## DIRECTIONS
Each line containing the word "solenoid" must be reported.

## WORKING DATA
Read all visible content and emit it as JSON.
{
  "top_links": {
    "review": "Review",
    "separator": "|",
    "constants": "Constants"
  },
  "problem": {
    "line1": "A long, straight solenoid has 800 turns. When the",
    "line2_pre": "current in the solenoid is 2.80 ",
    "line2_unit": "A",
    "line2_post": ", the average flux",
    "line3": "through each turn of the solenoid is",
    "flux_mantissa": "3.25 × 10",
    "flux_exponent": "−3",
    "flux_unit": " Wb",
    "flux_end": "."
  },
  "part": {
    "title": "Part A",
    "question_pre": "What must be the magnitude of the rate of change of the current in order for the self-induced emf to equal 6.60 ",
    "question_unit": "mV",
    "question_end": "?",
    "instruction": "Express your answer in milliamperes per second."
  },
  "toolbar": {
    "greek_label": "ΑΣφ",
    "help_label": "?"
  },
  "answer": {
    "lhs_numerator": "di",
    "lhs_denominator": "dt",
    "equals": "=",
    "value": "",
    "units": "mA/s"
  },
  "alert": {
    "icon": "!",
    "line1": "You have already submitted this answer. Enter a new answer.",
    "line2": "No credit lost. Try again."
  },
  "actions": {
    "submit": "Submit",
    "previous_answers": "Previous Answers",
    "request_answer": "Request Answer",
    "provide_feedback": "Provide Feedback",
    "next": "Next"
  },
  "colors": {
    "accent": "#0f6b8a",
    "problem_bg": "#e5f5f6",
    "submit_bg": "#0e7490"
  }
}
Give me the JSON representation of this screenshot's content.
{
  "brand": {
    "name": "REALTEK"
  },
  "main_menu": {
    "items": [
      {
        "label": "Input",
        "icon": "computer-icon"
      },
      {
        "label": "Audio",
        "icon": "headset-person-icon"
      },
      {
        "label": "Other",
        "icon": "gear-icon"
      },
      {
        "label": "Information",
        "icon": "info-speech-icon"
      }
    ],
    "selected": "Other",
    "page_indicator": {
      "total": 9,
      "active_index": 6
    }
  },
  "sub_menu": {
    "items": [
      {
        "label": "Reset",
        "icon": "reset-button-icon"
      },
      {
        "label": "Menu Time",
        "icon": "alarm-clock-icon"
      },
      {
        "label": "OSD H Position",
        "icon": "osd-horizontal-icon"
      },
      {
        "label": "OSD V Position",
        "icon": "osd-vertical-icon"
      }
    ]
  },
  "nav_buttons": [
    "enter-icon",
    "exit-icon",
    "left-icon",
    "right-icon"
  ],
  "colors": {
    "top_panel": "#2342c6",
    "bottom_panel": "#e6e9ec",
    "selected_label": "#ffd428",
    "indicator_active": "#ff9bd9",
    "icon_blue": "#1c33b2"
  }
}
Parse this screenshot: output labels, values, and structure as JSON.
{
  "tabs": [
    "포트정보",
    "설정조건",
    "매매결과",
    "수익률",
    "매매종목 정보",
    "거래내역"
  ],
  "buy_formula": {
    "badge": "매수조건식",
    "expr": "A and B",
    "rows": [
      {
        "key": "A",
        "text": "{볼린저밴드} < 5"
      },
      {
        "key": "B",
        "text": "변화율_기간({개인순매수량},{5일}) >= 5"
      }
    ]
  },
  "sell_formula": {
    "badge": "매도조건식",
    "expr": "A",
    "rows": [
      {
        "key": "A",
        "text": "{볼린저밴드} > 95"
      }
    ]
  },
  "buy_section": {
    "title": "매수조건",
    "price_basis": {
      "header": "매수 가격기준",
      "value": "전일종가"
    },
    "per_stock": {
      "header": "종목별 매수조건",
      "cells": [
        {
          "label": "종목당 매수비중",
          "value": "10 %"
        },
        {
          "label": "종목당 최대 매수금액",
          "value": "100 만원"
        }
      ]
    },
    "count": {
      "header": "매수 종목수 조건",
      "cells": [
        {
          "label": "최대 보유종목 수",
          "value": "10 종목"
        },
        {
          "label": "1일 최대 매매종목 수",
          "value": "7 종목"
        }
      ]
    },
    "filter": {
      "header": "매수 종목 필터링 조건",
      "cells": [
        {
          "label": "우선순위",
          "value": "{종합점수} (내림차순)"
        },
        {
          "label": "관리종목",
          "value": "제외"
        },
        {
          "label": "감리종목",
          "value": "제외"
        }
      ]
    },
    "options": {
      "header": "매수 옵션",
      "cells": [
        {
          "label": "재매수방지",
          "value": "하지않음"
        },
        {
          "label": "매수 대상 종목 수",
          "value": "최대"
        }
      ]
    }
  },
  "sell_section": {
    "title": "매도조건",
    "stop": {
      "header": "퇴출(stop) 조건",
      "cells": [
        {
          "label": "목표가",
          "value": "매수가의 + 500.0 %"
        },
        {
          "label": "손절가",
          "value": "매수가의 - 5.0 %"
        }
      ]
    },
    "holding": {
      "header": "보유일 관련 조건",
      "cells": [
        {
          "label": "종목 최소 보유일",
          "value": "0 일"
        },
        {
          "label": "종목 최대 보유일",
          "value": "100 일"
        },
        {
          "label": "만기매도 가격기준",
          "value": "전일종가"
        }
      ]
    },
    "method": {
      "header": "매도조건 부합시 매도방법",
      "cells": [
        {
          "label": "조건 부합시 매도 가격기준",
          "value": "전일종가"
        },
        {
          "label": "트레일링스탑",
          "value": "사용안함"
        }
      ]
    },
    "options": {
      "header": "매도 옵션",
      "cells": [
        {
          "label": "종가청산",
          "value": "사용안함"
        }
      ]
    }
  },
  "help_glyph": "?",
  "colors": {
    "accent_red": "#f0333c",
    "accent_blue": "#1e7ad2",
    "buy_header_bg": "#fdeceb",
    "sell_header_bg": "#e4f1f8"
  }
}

## THE COMPLETED TASK
    "line1": "A long, straight solenoid has 800 turns. When the",
    "line2_pre": "current in the solenoid is 2.80 ",
    "line3": "through each turn of the solenoid is",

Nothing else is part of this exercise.